→ PROBLEM DESCRIPTION: Write out all of the records precisely. Skip anything that is a picture.
:: TASK INPUT ::
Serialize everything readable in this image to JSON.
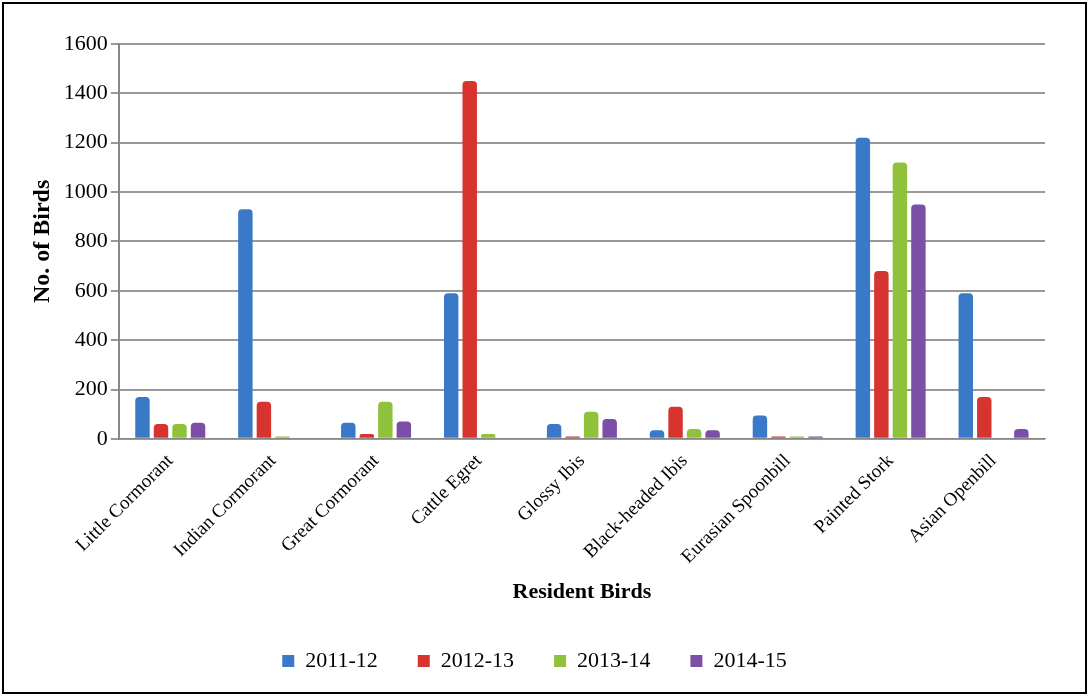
{
  "chart_data": {
    "type": "bar",
    "xlabel": "Resident Birds",
    "ylabel": "No. of Birds",
    "categories": [
      "Little Cormorant",
      "Indian Cormorant",
      "Great Cormorant",
      "Cattle Egret",
      "Glossy Ibis",
      "Black-headed Ibis",
      "Eurasian Spoonbill",
      "Painted Stork",
      "Asian Openbill"
    ],
    "series": [
      {
        "name": "2011-12",
        "color": "#3a78c8",
        "values": [
          170,
          930,
          65,
          590,
          60,
          35,
          95,
          1220,
          590
        ]
      },
      {
        "name": "2012-13",
        "color": "#d8342f",
        "values": [
          60,
          150,
          20,
          1450,
          10,
          130,
          10,
          680,
          170
        ]
      },
      {
        "name": "2013-14",
        "color": "#8fc23a",
        "values": [
          60,
          10,
          150,
          20,
          110,
          40,
          10,
          1120,
          0
        ]
      },
      {
        "name": "2014-15",
        "color": "#7b4fa8",
        "values": [
          65,
          5,
          70,
          5,
          80,
          35,
          10,
          950,
          40
        ]
      }
    ],
    "ylim": [
      0,
      1600
    ],
    "yticks": [
      0,
      200,
      400,
      600,
      800,
      1000,
      1200,
      1400,
      1600
    ],
    "grid": "y",
    "legend": "bottom"
  }
}
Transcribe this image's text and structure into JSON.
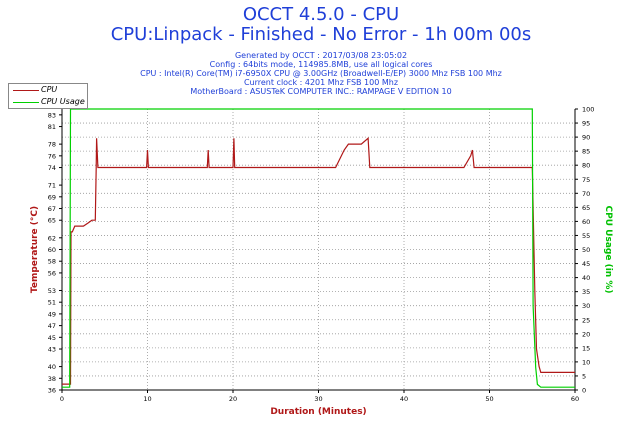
{
  "header": {
    "title": "OCCT 4.5.0 - CPU",
    "subtitle": "CPU:Linpack - Finished - No Error - 1h 00m 00s",
    "info_lines": [
      "Generated by OCCT : 2017/03/08 23:05:02",
      "Config : 64bits mode, 114985.8MB, use all logical cores",
      "CPU : Intel(R) Core(TM) i7-6950X CPU @ 3.00GHz (Broadwell-E/EP) 3000 Mhz FSB 100 Mhz",
      "Current clock : 4201 Mhz FSB 100 Mhz",
      "MotherBoard : ASUSTeK COMPUTER INC.: RAMPAGE V EDITION 10"
    ]
  },
  "legend": [
    {
      "label": "CPU",
      "color": "#b01818"
    },
    {
      "label": "CPU Usage",
      "color": "#00d000"
    }
  ],
  "chart_data": {
    "type": "line",
    "xlabel": "Duration (Minutes)",
    "ylabel": "Temperature (°C)",
    "y2label": "CPU Usage (in %)",
    "xlim": [
      0,
      60
    ],
    "ylim": [
      36,
      84
    ],
    "y2lim": [
      0,
      100
    ],
    "x_ticks": [
      0,
      10,
      20,
      30,
      40,
      50,
      60
    ],
    "y_ticks": [
      36,
      38,
      40,
      43,
      45,
      47,
      49,
      51,
      53,
      56,
      58,
      60,
      62,
      65,
      67,
      69,
      71,
      74,
      76,
      78,
      81,
      83
    ],
    "y2_ticks": [
      0,
      5,
      10,
      15,
      20,
      25,
      30,
      35,
      40,
      45,
      50,
      55,
      60,
      65,
      70,
      75,
      80,
      85,
      90,
      95,
      100
    ],
    "grid": true,
    "series": [
      {
        "name": "CPU",
        "color": "#b01818",
        "axis": "left",
        "x": [
          0,
          0.6,
          1.0,
          1.05,
          1.2,
          1.5,
          2.0,
          2.5,
          3.0,
          3.5,
          3.9,
          4.0,
          4.05,
          4.2,
          5.0,
          6.0,
          8.0,
          9.9,
          10.0,
          10.1,
          12.0,
          15.0,
          17.0,
          17.1,
          17.2,
          18.0,
          19.0,
          20.0,
          20.1,
          20.2,
          21.0,
          24.0,
          26.0,
          28.0,
          30.0,
          32.0,
          33.0,
          33.5,
          34.0,
          35.0,
          35.8,
          36.0,
          37.0,
          40.0,
          42.0,
          45.0,
          47.0,
          47.8,
          48.0,
          48.2,
          50.0,
          53.0,
          55.0,
          55.3,
          55.5,
          55.8,
          56.0,
          57.0,
          58.0,
          60.0
        ],
        "y": [
          37,
          37,
          37,
          63,
          63,
          64,
          64,
          64,
          64.5,
          65,
          65,
          74,
          79,
          74,
          74,
          74,
          74,
          74,
          77,
          74,
          74,
          74,
          74,
          77,
          74,
          74,
          74,
          74,
          79,
          74,
          74,
          74,
          74,
          74,
          74,
          74,
          77,
          78,
          78,
          78,
          79,
          74,
          74,
          74,
          74,
          74,
          74,
          76,
          77,
          74,
          74,
          74,
          74,
          53,
          43,
          40,
          39,
          39,
          39,
          39
        ]
      },
      {
        "name": "CPU Usage",
        "color": "#00d000",
        "axis": "right",
        "x": [
          0,
          0.9,
          1.0,
          1.2,
          55.0,
          55.1,
          55.4,
          55.6,
          56.0,
          60.0
        ],
        "y": [
          1,
          1,
          100,
          100,
          100,
          30,
          8,
          2,
          1,
          1
        ]
      }
    ]
  }
}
:::
→ WORKED SOLUTION:
Serialize everything readable in this image to JSON.
{
  "chart_data": {
    "type": "bar",
    "xlabel": "Resident Birds",
    "ylabel": "No. of Birds",
    "categories": [
      "Little Cormorant",
      "Indian Cormorant",
      "Great Cormorant",
      "Cattle Egret",
      "Glossy Ibis",
      "Black-headed Ibis",
      "Eurasian Spoonbill",
      "Painted Stork",
      "Asian Openbill"
    ],
    "series": [
      {
        "name": "2011-12",
        "color": "#3a78c8",
        "values": [
          170,
          930,
          65,
          590,
          60,
          35,
          95,
          1220,
          590
        ]
      },
      {
        "name": "2012-13",
        "color": "#d8342f",
        "values": [
          60,
          150,
          20,
          1450,
          10,
          130,
          10,
          680,
          170
        ]
      },
      {
        "name": "2013-14",
        "color": "#8fc23a",
        "values": [
          60,
          10,
          150,
          20,
          110,
          40,
          10,
          1120,
          0
        ]
      },
      {
        "name": "2014-15",
        "color": "#7b4fa8",
        "values": [
          65,
          5,
          70,
          5,
          80,
          35,
          10,
          950,
          40
        ]
      }
    ],
    "ylim": [
      0,
      1600
    ],
    "yticks": [
      0,
      200,
      400,
      600,
      800,
      1000,
      1200,
      1400,
      1600
    ],
    "grid": "y",
    "legend": "bottom"
  }
}
Transcribe this image's text and structure into JSON.
{
  "header": {
    "title": "OCCT 4.5.0 - CPU",
    "subtitle": "CPU:Linpack - Finished - No Error - 1h 00m 00s",
    "info_lines": [
      "Generated by OCCT : 2017/03/08 23:05:02",
      "Config : 64bits mode, 114985.8MB, use all logical cores",
      "CPU : Intel(R) Core(TM) i7-6950X CPU @ 3.00GHz (Broadwell-E/EP) 3000 Mhz FSB 100 Mhz",
      "Current clock : 4201 Mhz FSB 100 Mhz",
      "MotherBoard : ASUSTeK COMPUTER INC.: RAMPAGE V EDITION 10"
    ]
  },
  "legend": [
    {
      "label": "CPU",
      "color": "#b01818"
    },
    {
      "label": "CPU Usage",
      "color": "#00d000"
    }
  ],
  "chart_data": {
    "type": "line",
    "xlabel": "Duration (Minutes)",
    "ylabel": "Temperature (°C)",
    "y2label": "CPU Usage (in %)",
    "xlim": [
      0,
      60
    ],
    "ylim": [
      36,
      84
    ],
    "y2lim": [
      0,
      100
    ],
    "x_ticks": [
      0,
      10,
      20,
      30,
      40,
      50,
      60
    ],
    "y_ticks": [
      36,
      38,
      40,
      43,
      45,
      47,
      49,
      51,
      53,
      56,
      58,
      60,
      62,
      65,
      67,
      69,
      71,
      74,
      76,
      78,
      81,
      83
    ],
    "y2_ticks": [
      0,
      5,
      10,
      15,
      20,
      25,
      30,
      35,
      40,
      45,
      50,
      55,
      60,
      65,
      70,
      75,
      80,
      85,
      90,
      95,
      100
    ],
    "grid": true,
    "series": [
      {
        "name": "CPU",
        "color": "#b01818",
        "axis": "left",
        "x": [
          0,
          0.6,
          1.0,
          1.05,
          1.2,
          1.5,
          2.0,
          2.5,
          3.0,
          3.5,
          3.9,
          4.0,
          4.05,
          4.2,
          5.0,
          6.0,
          8.0,
          9.9,
          10.0,
          10.1,
          12.0,
          15.0,
          17.0,
          17.1,
          17.2,
          18.0,
          19.0,
          20.0,
          20.1,
          20.2,
          21.0,
          24.0,
          26.0,
          28.0,
          30.0,
          32.0,
          33.0,
          33.5,
          34.0,
          35.0,
          35.8,
          36.0,
          37.0,
          40.0,
          42.0,
          45.0,
          47.0,
          47.8,
          48.0,
          48.2,
          50.0,
          53.0,
          55.0,
          55.3,
          55.5,
          55.8,
          56.0,
          57.0,
          58.0,
          60.0
        ],
        "y": [
          37,
          37,
          37,
          63,
          63,
          64,
          64,
          64,
          64.5,
          65,
          65,
          74,
          79,
          74,
          74,
          74,
          74,
          74,
          77,
          74,
          74,
          74,
          74,
          77,
          74,
          74,
          74,
          74,
          79,
          74,
          74,
          74,
          74,
          74,
          74,
          74,
          77,
          78,
          78,
          78,
          79,
          74,
          74,
          74,
          74,
          74,
          74,
          76,
          77,
          74,
          74,
          74,
          74,
          53,
          43,
          40,
          39,
          39,
          39,
          39
        ]
      },
      {
        "name": "CPU Usage",
        "color": "#00d000",
        "axis": "right",
        "x": [
          0,
          0.9,
          1.0,
          1.2,
          55.0,
          55.1,
          55.4,
          55.6,
          56.0,
          60.0
        ],
        "y": [
          1,
          1,
          100,
          100,
          100,
          30,
          8,
          2,
          1,
          1
        ]
      }
    ]
  }
}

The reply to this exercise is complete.